[Opening Text excerpt section]

Access to Medicines in India: A Review of Recent Concerns
By Chan Park & Arjun Jayadev
India has long been a central front in the struggle for access to affordable medicines. Because of its dynamic generic pharmaceutical industry, it has become what Médecins Sans Frontières has called the “Pharmacy of the Developing World” (MSF 2007). As a result, it has also been a key battleground on some of the most contentious issues relating to whether, and to what extent, countries retain flexibilities under the WTO’s Agreement on Trade-Related Aspects of Intellectual Property (the TRIPS Agreement) to ensure that patent protection does not come at the cost of access to safe, effective and affordable essential medicines. This chapter reviews some of the key developments in India, four years on, since the entry into force of the Patents (Amendment) Act of 2005, which introduced product patent protection for pharmaceuticals for the first time since 1972. Although there have been some notable successes for the access to medicines movement, many challenges remain, and the future of India’s continuing status as the developing world’s pharmacy remains unclear. This paper examines some of the key challenges and opportunities that lie ahead for India.
Regulating Access to Knowledge: Traditional Knowledge Policy in India
By Sudhir Krishnaswamy
A key proposition of the access to knowledge movement is to promote the dissemination of knowledge and culture without legal restrictions and liberated from the structural iniquities of knowledge markets. There are two types of arguments which lend support to this proposition: philosophical arguments about the requirements of distributive justice and property and aesthetic and epistemological arguments about the nature of creativity in knowledge and culture. Movements to protect and preserve traditional knowledge are often at odds with this central proposition of the A2K movement as they argue for restrictions on transfer and use of traditional knowledge and culture. Critics argue that the ‘public domain’ and ‘access to knowledge’ are categories that pay too little attention to the cultural and ethical settings in which traditional knowledge is created, preserved and regenerated as well as the political economy of knowledge transfers. These arguments may be described as the ‘culture’ and the ‘politics’ argument respectively. If these arguments are right, then A2K has no useful contribution to make in the domain of traditional knowledge policy in India. This paper argues that a critical review of the evolution and practice of traditional knowledge law and policy in India reveals that the tension between Access to Knowledge and the protection of traditional knowledge is neither necessary nor empirically supported.

[Closing Text excerpt section]
[Opening Data records section]

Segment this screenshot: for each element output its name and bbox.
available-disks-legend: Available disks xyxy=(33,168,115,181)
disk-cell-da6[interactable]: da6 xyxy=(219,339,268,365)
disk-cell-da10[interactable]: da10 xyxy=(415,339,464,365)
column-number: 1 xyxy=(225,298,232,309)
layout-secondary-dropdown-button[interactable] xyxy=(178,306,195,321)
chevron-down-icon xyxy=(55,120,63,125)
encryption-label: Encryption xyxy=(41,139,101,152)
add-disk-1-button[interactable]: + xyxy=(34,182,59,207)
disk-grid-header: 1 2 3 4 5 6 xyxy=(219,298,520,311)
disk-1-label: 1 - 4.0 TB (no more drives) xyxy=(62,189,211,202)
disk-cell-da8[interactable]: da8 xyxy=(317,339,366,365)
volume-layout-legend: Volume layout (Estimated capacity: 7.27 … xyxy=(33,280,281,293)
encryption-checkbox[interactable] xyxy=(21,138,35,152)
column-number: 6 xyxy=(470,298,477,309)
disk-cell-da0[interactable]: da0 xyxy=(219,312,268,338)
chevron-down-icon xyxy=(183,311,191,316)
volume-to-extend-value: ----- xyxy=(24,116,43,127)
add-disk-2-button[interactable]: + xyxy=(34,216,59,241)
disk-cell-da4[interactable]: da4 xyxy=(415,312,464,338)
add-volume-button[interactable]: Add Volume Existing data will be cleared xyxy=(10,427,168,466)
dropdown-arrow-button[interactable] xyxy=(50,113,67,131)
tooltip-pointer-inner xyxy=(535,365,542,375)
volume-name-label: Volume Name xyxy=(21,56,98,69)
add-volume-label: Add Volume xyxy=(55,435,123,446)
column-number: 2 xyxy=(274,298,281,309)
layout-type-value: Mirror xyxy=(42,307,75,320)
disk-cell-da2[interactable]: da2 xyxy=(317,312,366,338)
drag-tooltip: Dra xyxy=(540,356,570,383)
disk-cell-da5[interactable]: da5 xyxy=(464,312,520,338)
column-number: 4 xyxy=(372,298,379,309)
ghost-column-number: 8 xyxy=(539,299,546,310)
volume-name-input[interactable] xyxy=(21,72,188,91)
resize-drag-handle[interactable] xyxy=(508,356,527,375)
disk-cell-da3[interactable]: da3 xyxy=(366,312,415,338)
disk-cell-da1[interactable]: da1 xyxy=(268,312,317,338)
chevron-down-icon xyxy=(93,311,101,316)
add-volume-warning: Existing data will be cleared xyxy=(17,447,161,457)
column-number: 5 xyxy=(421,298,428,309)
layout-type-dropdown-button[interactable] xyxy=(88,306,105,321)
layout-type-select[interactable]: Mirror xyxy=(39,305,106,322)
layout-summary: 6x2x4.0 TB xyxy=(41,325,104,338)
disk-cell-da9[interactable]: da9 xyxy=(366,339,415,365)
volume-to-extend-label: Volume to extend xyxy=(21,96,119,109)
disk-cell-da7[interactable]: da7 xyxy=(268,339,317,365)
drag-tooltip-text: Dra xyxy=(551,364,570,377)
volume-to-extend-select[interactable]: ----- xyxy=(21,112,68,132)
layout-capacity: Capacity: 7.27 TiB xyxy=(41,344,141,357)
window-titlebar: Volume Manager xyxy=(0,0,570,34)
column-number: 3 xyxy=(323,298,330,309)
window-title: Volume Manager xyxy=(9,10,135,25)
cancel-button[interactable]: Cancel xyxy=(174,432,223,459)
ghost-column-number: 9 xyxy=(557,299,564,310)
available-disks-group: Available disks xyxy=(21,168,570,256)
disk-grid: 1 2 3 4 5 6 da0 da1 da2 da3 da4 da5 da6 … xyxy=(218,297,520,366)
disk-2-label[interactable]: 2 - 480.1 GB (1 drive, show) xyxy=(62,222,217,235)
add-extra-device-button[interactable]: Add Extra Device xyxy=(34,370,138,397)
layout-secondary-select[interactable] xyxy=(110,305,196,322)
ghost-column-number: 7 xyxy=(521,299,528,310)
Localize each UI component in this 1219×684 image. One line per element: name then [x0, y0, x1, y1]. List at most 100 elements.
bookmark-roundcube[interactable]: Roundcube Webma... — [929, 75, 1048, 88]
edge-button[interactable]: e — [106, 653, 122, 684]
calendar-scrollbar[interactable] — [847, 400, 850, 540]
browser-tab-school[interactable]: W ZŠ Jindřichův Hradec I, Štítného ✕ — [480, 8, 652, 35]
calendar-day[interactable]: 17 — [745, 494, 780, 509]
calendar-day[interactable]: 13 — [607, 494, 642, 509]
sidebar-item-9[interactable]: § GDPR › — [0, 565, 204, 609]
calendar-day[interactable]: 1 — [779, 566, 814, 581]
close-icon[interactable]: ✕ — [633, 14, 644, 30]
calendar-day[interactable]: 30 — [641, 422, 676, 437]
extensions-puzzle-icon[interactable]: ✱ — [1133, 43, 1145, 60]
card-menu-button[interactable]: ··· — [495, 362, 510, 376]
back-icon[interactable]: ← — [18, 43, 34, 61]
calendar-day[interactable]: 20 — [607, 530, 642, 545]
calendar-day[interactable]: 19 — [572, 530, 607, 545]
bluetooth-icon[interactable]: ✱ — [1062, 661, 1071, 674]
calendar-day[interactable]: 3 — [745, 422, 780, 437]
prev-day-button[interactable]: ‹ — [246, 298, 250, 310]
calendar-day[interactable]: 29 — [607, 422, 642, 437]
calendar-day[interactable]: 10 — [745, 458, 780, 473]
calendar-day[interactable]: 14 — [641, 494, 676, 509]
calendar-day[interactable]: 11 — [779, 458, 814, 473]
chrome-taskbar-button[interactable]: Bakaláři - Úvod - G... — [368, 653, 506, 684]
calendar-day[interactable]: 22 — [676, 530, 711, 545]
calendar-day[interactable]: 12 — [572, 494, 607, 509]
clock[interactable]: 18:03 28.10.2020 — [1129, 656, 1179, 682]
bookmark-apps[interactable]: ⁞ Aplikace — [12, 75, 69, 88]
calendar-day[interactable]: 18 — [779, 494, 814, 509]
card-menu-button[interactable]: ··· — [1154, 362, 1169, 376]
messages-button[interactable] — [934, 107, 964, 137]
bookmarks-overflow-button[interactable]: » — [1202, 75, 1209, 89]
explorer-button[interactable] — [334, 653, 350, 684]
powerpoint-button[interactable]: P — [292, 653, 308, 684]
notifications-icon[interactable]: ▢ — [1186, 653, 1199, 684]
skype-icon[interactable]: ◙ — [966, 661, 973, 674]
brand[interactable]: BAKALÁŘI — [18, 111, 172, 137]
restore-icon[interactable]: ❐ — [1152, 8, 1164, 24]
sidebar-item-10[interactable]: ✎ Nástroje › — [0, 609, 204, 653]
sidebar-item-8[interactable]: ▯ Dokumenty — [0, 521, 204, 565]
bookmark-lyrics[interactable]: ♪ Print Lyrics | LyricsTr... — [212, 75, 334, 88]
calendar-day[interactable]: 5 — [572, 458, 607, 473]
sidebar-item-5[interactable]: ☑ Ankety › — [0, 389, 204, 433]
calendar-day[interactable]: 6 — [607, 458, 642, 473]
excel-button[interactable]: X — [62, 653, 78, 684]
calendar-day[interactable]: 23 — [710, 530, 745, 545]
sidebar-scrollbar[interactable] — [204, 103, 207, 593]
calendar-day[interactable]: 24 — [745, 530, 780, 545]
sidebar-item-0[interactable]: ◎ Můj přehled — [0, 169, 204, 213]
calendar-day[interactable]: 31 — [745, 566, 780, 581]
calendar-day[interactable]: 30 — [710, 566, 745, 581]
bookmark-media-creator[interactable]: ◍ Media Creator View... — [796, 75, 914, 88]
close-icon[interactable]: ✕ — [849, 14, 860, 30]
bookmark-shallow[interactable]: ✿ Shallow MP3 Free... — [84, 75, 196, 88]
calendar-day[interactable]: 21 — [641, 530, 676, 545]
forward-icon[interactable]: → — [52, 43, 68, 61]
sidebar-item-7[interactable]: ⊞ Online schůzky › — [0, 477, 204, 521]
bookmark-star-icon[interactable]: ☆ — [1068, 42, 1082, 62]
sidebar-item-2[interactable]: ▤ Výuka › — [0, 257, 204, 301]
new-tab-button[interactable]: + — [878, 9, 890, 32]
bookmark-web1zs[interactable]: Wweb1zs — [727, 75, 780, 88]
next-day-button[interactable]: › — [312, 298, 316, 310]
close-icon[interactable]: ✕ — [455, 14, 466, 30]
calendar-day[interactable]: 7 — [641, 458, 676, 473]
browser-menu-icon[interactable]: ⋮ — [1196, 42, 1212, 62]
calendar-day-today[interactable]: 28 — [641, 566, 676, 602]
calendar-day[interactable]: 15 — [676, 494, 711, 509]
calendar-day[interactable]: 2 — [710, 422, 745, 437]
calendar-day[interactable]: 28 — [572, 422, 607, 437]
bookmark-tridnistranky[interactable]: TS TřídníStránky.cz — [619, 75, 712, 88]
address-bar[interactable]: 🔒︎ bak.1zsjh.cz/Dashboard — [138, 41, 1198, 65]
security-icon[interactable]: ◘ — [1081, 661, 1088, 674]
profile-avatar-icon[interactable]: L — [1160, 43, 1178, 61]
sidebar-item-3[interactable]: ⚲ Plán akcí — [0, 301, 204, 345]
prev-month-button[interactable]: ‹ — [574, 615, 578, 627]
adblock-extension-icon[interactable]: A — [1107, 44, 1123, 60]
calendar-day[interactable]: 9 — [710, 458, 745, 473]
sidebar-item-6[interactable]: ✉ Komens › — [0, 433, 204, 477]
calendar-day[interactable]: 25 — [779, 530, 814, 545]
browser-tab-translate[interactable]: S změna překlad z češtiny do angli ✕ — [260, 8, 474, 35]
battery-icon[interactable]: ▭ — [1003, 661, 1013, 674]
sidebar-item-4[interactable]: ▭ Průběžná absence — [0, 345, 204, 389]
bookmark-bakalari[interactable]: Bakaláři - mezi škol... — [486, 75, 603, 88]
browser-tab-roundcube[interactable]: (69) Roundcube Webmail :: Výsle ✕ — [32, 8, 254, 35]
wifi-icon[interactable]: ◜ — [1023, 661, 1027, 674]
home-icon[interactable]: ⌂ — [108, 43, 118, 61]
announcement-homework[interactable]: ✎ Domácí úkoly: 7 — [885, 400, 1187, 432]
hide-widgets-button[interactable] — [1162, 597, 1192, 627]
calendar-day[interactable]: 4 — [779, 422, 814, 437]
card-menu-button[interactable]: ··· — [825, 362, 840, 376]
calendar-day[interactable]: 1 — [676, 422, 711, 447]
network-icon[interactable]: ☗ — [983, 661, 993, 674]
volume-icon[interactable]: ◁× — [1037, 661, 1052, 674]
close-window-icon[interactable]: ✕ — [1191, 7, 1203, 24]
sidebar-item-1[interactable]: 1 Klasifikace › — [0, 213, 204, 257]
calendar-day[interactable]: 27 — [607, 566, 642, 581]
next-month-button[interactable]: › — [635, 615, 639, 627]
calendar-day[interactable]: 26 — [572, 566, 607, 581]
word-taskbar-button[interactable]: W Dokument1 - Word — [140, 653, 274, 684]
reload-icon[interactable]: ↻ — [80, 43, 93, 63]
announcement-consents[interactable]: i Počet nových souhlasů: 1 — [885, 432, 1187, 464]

[Closing Data records section]

Task list:
**A)** Answer these questions from the text on access to medicines and traditional knowledge in India:
(i) What did Médecins Sans Frontières call India?
(ii) What did the Patents (Amendment) Act of 2005 introduce for the first time since 1972?
(iii) What names are given to the two arguments critics raise against the access to knowledge movement?
**B)** Go on with the text on access to medicines and traditional knowledge in India, starting after its final sentence.
The listing is separate material with no connection to the text on access to medicines and traditional knowledge in India.

Response list:
**A)**
(i) The “Pharmacy of the Developing World”
(ii) Product patent protection for pharmaceuticals
(iii) The ‘culture’ argument and the ‘politics’ argument

**B)**
Public Libraries and Access to Knowledge (A2k): A History of Open Access (OA) and the Internet in India in the 19th and 20th Century
By Prashant Iyengar
This paper examines the role that public libraries in India have played in the expansion of access to knowledge. Beginning with an account of the development of the library movement in India over the past two centuries, the paper discusses new initiatives including Digital Libraries and electronic repositories of theses and dissertations (ETDs) are being experimented with in order to increase the range of materials available to the public. The paper also looks at the impact of changing readership patterns and the availability of cheap printed materials, including pirated materials and the impact the latter have on access to knowledge.
Piracy, Creativity and Infrastructure: Rethinking Access to Culture
By Lawrence Liang
This paper raises a series of questions on the relationship between piracy, infrastructure and access to culture. Piracy has always posed a representational problem within contemporary discourses on law, public good and creativity. Piracy seems to allegorize an impure transgression, tainted by commerce and an inability to produce a discourse on itself. Pirate production of commodities and media objects fits neither a narrative of resistance nor normative critique, nor does piracy seem to fit received models of creativity or innovation. Piracy produces a series of anxieties: from states, transnational capital, and media industries and even within some liberal proponents of the public domain. The paper reframes the problem of the pirate through an examination of the content/ infrastructure binary, and questions existing assumptions about creativity, subjectivity and transformation, commodification and social life.